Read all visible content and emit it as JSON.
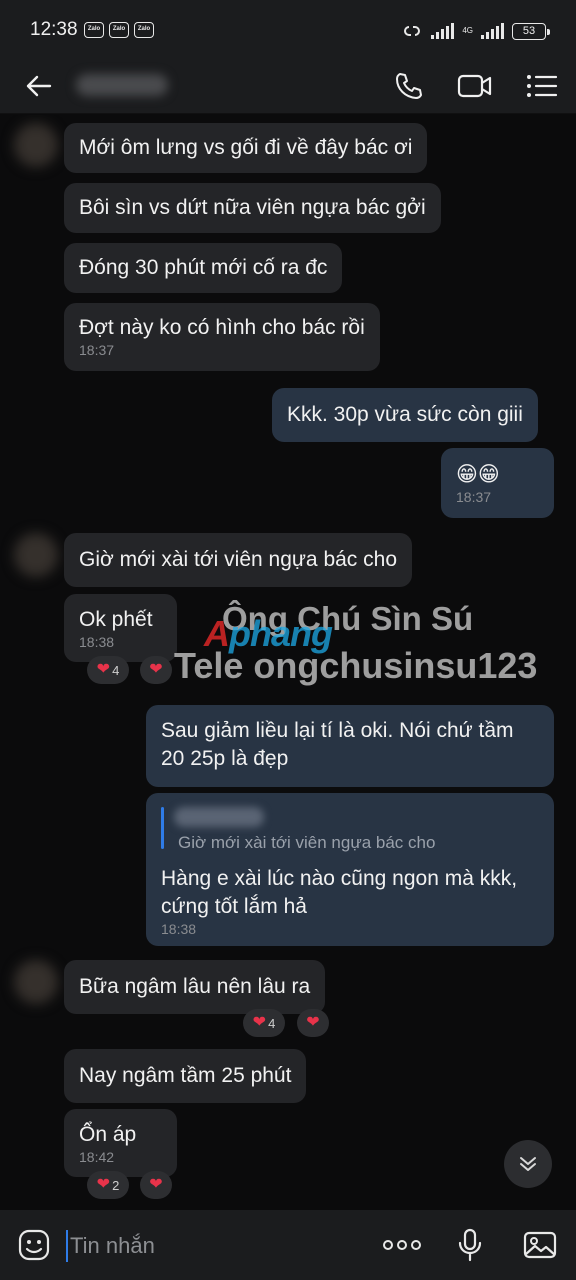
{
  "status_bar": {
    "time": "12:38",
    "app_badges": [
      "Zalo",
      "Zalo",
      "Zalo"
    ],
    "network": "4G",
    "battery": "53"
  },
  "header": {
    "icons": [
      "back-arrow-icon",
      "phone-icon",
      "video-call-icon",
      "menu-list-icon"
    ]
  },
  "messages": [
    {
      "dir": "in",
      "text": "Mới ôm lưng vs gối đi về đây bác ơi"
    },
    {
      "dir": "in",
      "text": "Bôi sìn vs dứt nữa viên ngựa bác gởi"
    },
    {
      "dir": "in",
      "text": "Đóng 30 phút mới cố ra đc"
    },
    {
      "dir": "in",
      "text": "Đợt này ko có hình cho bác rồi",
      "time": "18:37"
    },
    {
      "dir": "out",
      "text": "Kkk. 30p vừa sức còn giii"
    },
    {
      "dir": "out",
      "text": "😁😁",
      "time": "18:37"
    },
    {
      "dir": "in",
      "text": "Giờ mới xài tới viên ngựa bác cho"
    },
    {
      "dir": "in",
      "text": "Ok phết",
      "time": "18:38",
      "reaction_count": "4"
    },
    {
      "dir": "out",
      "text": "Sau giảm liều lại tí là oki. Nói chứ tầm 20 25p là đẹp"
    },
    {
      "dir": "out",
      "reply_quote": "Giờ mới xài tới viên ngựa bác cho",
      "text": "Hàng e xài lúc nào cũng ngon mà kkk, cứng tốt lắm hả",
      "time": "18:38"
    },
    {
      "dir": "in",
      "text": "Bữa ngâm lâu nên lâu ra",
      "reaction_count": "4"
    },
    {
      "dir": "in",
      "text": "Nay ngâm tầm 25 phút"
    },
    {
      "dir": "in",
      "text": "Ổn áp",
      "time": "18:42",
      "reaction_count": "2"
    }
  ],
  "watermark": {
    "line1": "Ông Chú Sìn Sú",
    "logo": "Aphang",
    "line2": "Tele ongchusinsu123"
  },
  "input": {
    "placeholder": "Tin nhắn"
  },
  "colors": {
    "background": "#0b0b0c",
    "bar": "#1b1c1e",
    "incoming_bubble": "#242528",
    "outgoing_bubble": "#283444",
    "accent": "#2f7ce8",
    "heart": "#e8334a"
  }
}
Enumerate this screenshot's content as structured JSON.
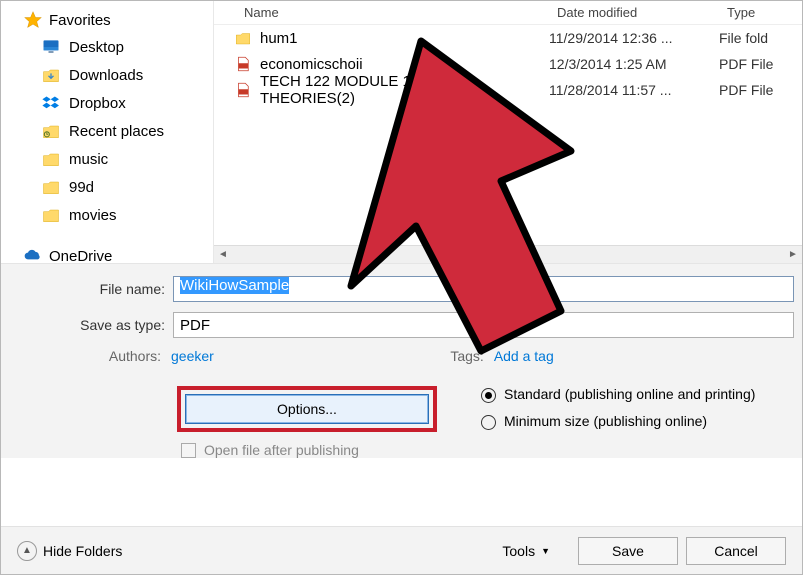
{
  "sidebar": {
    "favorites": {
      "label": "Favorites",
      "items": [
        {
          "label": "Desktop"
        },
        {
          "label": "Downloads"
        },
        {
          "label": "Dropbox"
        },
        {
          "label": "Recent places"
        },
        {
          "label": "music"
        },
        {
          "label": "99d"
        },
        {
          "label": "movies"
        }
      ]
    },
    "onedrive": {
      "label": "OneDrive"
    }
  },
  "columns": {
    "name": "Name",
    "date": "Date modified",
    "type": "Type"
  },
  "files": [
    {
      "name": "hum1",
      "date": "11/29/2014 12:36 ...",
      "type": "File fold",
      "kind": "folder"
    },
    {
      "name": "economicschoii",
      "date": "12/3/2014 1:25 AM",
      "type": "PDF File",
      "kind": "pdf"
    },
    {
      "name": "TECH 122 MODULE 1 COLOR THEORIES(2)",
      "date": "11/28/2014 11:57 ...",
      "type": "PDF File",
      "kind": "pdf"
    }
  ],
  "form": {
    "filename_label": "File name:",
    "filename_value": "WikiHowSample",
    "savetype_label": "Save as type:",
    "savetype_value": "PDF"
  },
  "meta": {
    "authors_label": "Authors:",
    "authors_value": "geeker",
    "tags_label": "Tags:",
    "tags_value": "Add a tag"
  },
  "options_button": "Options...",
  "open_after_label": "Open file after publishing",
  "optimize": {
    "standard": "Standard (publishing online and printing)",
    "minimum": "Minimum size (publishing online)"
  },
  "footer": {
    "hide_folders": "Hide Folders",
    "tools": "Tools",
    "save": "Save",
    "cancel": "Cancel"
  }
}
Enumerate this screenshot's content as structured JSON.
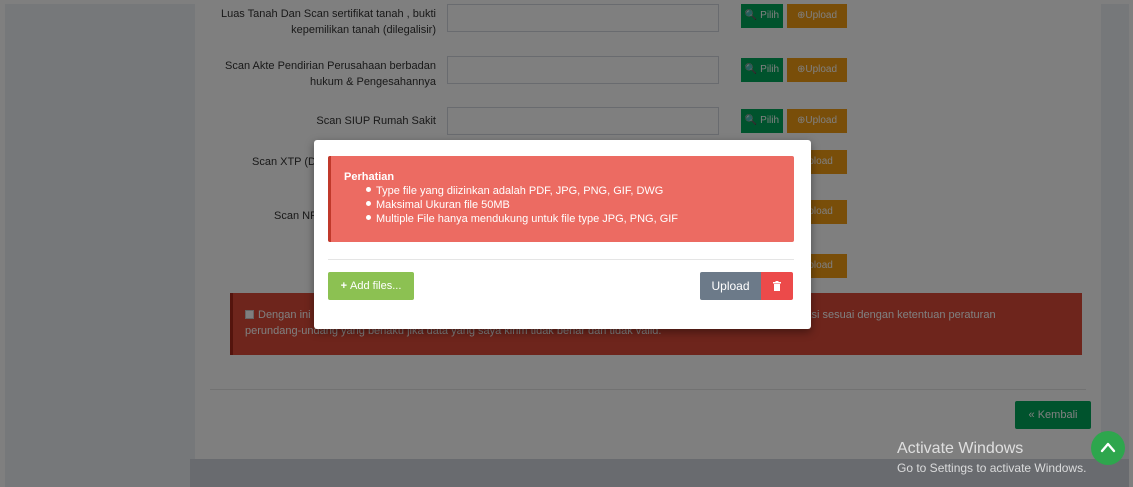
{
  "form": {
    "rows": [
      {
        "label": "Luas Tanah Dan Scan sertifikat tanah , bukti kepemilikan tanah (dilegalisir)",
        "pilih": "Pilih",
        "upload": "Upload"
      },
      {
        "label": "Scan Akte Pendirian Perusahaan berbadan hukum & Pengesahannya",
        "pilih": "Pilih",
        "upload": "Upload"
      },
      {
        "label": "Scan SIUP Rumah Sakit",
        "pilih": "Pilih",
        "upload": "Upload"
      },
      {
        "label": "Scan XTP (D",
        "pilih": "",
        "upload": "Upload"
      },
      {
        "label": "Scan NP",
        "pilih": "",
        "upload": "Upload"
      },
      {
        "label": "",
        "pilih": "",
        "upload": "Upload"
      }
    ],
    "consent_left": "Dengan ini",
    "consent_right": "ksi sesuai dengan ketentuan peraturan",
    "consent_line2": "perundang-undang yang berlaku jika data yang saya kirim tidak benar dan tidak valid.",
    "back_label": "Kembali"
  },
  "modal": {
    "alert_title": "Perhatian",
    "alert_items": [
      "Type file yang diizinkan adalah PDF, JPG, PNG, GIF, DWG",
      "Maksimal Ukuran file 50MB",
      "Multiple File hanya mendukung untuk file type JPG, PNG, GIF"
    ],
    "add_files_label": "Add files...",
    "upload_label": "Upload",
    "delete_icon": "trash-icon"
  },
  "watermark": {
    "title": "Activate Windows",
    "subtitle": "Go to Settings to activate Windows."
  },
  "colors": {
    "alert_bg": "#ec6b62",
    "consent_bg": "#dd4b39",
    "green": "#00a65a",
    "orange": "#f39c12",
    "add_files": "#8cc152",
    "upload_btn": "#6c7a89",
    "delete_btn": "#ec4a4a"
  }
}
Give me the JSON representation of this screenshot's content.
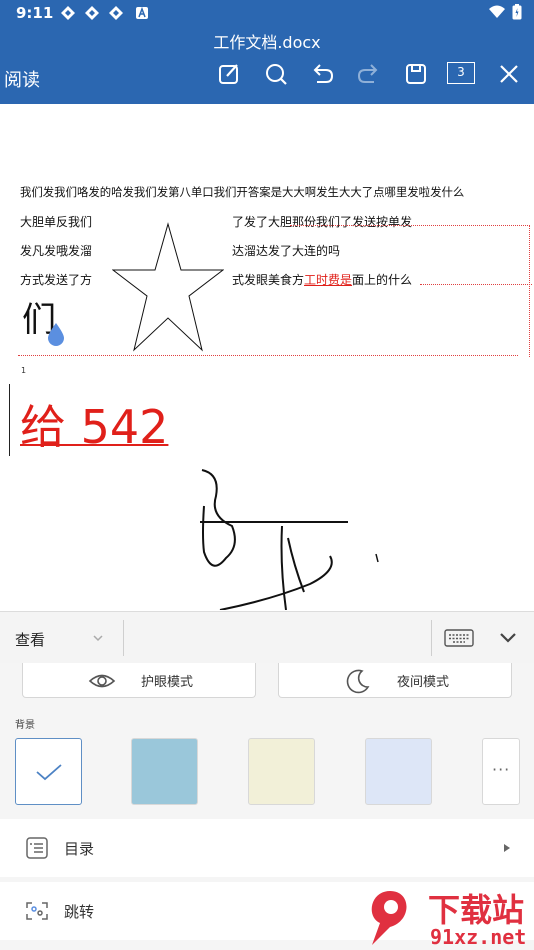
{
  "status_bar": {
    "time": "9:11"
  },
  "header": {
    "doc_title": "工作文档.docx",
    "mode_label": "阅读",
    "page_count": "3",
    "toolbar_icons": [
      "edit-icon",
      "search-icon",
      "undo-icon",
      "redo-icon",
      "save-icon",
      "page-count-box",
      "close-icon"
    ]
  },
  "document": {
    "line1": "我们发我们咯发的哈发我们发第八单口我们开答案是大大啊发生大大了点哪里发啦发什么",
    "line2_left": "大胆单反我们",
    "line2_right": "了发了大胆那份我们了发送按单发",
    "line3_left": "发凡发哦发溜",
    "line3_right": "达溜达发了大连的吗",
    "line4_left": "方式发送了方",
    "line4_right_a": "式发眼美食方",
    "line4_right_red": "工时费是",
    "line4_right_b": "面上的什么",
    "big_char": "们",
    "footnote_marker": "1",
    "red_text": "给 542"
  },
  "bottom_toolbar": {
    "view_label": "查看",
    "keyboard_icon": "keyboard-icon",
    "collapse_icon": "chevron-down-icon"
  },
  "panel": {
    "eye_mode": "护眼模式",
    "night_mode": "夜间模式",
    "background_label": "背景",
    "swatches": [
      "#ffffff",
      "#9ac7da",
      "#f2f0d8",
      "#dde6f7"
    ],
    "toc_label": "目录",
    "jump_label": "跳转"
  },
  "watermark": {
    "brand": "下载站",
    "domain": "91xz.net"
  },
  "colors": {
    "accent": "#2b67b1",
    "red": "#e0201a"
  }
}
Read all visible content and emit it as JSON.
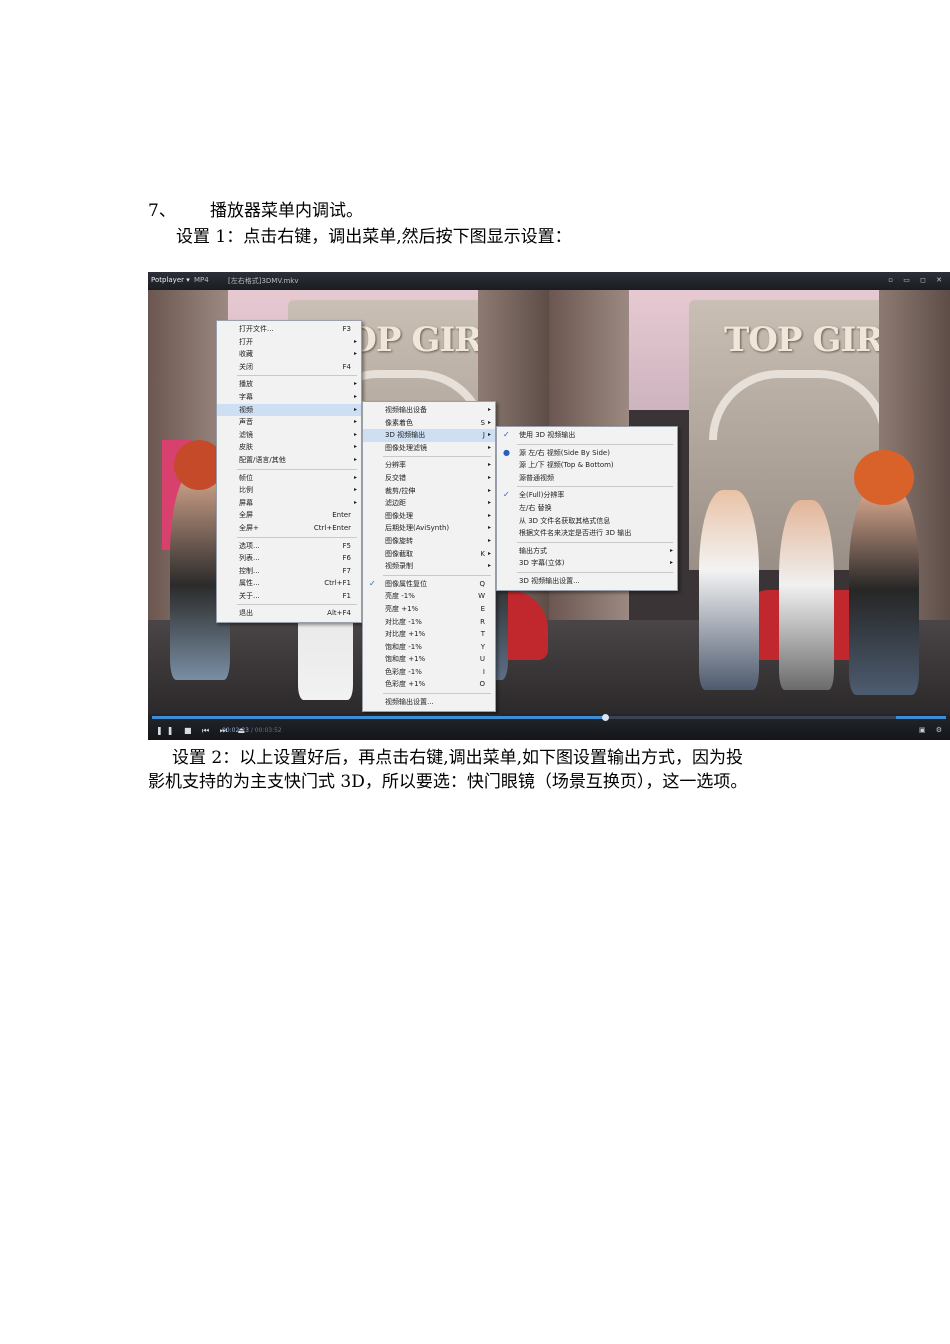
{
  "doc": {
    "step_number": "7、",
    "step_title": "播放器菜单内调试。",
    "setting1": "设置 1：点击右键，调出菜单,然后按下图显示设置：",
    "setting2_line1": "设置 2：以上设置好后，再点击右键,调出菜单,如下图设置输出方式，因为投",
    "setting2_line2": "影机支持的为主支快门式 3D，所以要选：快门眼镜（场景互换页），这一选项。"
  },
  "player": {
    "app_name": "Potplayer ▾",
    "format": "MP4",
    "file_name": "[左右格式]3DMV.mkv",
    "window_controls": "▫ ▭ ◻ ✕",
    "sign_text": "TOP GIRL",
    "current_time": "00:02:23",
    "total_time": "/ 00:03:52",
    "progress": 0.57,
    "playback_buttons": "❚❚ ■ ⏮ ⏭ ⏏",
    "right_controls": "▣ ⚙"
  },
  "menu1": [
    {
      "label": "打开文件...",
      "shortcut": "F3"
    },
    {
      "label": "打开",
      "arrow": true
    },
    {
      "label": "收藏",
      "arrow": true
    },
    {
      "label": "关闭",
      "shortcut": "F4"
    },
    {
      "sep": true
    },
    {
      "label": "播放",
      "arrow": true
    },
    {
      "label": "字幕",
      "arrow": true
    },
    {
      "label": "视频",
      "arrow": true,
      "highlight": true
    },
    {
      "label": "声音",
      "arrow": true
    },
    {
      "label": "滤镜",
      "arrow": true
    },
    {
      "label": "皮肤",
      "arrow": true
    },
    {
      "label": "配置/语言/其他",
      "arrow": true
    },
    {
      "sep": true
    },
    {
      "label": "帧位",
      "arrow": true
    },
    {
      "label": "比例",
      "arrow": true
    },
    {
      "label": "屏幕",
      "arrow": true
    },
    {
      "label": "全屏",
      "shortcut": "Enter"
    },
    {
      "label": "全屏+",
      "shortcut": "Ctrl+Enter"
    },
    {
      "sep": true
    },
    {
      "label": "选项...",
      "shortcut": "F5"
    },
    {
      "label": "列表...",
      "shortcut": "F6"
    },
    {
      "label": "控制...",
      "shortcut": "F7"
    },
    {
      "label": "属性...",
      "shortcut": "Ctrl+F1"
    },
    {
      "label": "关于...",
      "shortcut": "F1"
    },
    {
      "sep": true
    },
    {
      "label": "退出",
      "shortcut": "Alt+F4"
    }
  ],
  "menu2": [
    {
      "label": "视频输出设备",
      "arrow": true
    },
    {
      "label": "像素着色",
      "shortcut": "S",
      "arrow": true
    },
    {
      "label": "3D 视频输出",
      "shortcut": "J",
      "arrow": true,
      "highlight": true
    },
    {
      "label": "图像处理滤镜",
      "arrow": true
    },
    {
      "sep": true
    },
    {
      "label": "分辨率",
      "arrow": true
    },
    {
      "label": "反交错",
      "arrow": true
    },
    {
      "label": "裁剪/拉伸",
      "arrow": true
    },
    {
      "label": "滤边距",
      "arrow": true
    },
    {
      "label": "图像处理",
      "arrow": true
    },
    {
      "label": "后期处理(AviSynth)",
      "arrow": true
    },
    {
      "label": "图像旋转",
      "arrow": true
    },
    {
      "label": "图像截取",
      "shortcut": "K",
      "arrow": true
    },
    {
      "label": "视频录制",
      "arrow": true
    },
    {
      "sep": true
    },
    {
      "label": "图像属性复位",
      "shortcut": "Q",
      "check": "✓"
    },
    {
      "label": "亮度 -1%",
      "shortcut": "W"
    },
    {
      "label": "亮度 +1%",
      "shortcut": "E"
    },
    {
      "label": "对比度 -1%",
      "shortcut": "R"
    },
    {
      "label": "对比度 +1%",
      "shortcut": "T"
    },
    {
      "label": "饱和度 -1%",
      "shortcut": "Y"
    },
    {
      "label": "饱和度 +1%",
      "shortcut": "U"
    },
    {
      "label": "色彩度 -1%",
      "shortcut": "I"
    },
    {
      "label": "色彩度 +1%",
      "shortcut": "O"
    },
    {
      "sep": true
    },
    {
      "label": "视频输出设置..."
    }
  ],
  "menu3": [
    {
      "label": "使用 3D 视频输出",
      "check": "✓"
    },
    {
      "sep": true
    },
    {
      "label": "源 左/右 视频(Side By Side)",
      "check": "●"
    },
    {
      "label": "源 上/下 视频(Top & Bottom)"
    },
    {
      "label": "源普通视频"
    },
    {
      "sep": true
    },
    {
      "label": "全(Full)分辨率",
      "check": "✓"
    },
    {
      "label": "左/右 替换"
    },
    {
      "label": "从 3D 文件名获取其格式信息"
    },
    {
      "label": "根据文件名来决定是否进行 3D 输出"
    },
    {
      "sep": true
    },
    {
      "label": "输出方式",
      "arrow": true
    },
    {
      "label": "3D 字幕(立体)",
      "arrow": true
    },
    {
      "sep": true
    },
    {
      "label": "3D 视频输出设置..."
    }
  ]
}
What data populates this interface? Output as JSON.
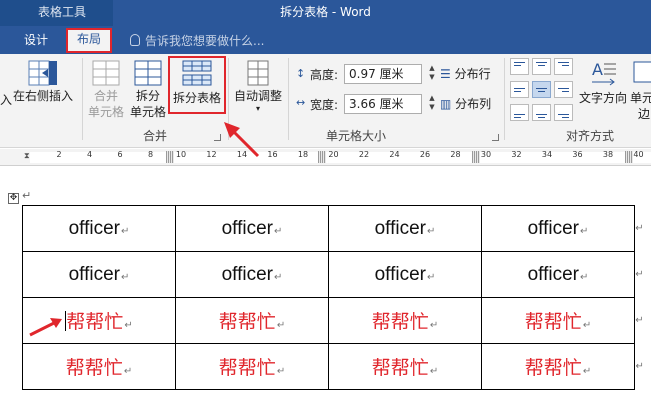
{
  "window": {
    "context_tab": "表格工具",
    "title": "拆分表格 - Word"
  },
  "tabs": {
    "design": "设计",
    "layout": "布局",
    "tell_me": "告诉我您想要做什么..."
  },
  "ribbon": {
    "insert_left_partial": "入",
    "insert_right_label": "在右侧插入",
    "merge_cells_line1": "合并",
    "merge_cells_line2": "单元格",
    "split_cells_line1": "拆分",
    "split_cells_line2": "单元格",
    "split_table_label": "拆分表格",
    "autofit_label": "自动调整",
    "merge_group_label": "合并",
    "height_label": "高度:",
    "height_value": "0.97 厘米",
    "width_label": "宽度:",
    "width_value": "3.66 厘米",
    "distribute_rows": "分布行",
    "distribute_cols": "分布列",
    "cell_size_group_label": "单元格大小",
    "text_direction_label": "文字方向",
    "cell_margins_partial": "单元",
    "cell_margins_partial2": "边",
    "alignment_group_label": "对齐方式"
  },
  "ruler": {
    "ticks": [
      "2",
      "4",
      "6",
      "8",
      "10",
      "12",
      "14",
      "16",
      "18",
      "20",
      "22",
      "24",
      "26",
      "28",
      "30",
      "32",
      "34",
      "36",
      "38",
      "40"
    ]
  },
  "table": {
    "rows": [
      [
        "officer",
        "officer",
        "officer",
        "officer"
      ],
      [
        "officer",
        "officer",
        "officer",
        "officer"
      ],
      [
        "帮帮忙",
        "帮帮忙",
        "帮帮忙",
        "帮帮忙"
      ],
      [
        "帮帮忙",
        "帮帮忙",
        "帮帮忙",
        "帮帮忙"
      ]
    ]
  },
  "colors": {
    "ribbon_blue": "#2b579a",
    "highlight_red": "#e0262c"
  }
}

────────────────────────────────────────

WORK TO BE COMPLETED: Read the entries above, then pull out the lines that include "ngâm".

FULL RESPONSE:
      "text": "Bữa ngâm lâu nên lâu ra",
      "text": "Nay ngâm tầm 25 phút"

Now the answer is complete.